Available records —
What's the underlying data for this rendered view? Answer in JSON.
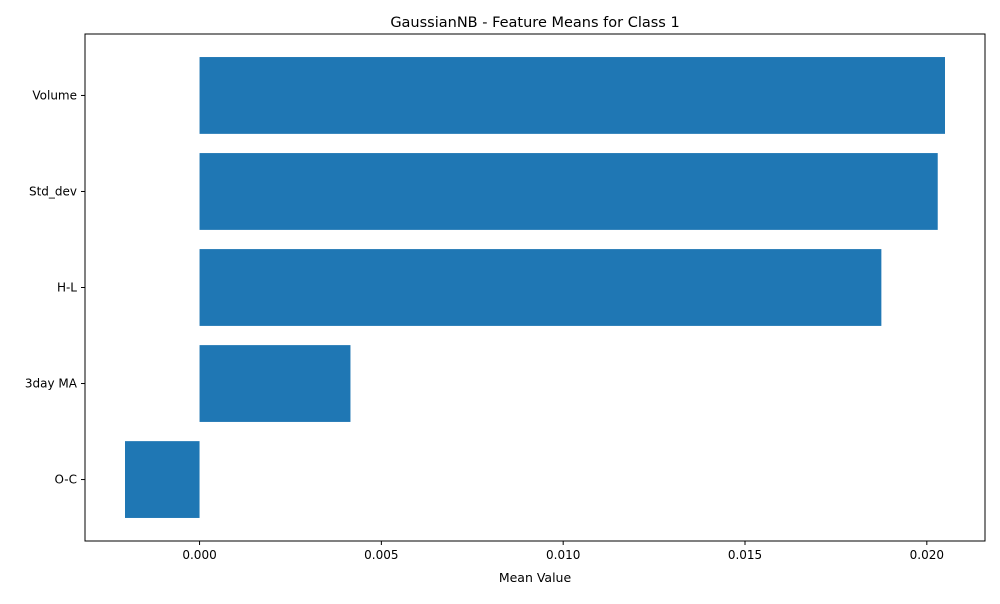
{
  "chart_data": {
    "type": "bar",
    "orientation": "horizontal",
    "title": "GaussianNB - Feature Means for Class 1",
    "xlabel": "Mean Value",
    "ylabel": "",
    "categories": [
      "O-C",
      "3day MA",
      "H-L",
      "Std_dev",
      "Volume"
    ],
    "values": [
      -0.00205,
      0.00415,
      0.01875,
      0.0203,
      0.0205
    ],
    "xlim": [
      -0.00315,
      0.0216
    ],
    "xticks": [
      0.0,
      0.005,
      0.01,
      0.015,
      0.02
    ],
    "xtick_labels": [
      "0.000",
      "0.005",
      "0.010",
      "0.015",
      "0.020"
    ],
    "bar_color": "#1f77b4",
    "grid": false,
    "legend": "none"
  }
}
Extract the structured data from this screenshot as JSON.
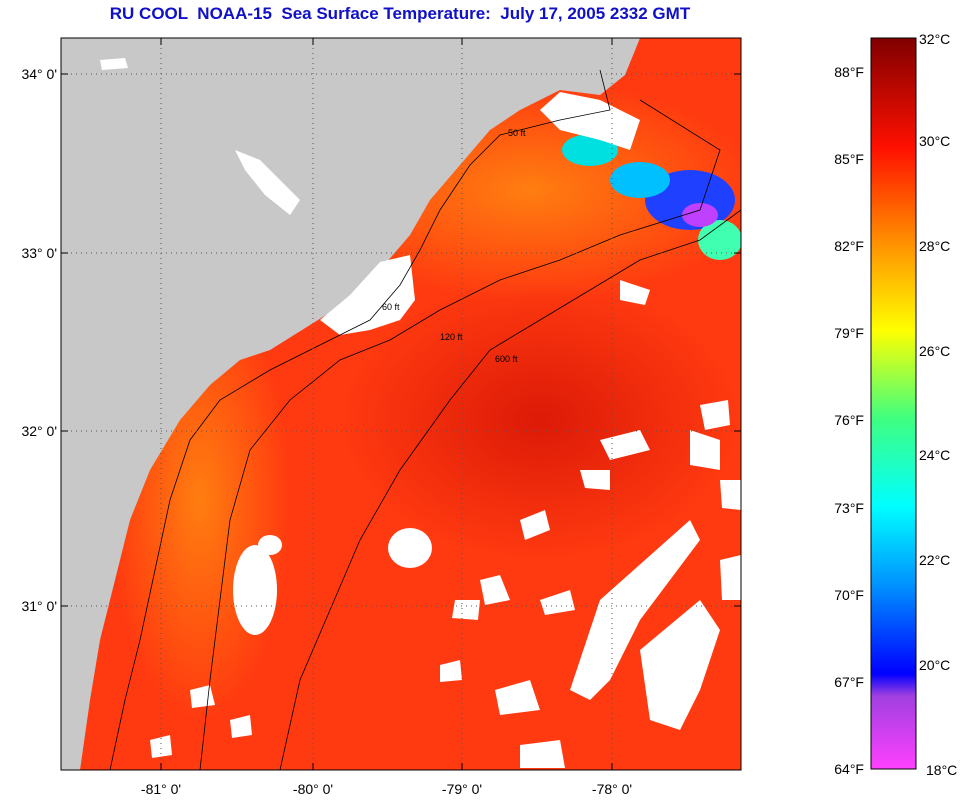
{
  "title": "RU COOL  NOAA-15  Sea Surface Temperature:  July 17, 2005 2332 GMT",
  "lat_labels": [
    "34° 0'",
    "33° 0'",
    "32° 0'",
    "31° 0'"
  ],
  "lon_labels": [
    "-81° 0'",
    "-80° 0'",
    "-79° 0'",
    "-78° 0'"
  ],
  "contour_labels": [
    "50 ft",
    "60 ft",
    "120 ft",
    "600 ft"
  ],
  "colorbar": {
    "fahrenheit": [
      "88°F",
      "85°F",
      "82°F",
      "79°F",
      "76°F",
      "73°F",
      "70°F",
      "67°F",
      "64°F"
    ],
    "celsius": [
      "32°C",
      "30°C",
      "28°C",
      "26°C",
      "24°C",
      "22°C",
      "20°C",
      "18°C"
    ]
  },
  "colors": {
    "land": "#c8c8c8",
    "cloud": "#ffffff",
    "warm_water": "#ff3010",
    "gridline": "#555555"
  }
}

What needs to be done — Copy all the data exactly as written, but skip any picture.

Exercise response —
What's the underlying data for this rendered view? Answer in JSON.
{
  "chart_data": {
    "type": "bar",
    "orientation": "horizontal",
    "title": "GaussianNB - Feature Means for Class 1",
    "xlabel": "Mean Value",
    "ylabel": "",
    "categories": [
      "O-C",
      "3day MA",
      "H-L",
      "Std_dev",
      "Volume"
    ],
    "values": [
      -0.00205,
      0.00415,
      0.01875,
      0.0203,
      0.0205
    ],
    "xlim": [
      -0.00315,
      0.0216
    ],
    "xticks": [
      0.0,
      0.005,
      0.01,
      0.015,
      0.02
    ],
    "xtick_labels": [
      "0.000",
      "0.005",
      "0.010",
      "0.015",
      "0.020"
    ],
    "bar_color": "#1f77b4",
    "grid": false,
    "legend": "none"
  }
}
Extract the structured data from this screenshot as JSON.
{
  "title": "RU COOL  NOAA-15  Sea Surface Temperature:  July 17, 2005 2332 GMT",
  "lat_labels": [
    "34° 0'",
    "33° 0'",
    "32° 0'",
    "31° 0'"
  ],
  "lon_labels": [
    "-81° 0'",
    "-80° 0'",
    "-79° 0'",
    "-78° 0'"
  ],
  "contour_labels": [
    "50 ft",
    "60 ft",
    "120 ft",
    "600 ft"
  ],
  "colorbar": {
    "fahrenheit": [
      "88°F",
      "85°F",
      "82°F",
      "79°F",
      "76°F",
      "73°F",
      "70°F",
      "67°F",
      "64°F"
    ],
    "celsius": [
      "32°C",
      "30°C",
      "28°C",
      "26°C",
      "24°C",
      "22°C",
      "20°C",
      "18°C"
    ]
  },
  "colors": {
    "land": "#c8c8c8",
    "cloud": "#ffffff",
    "warm_water": "#ff3010",
    "gridline": "#555555"
  }
}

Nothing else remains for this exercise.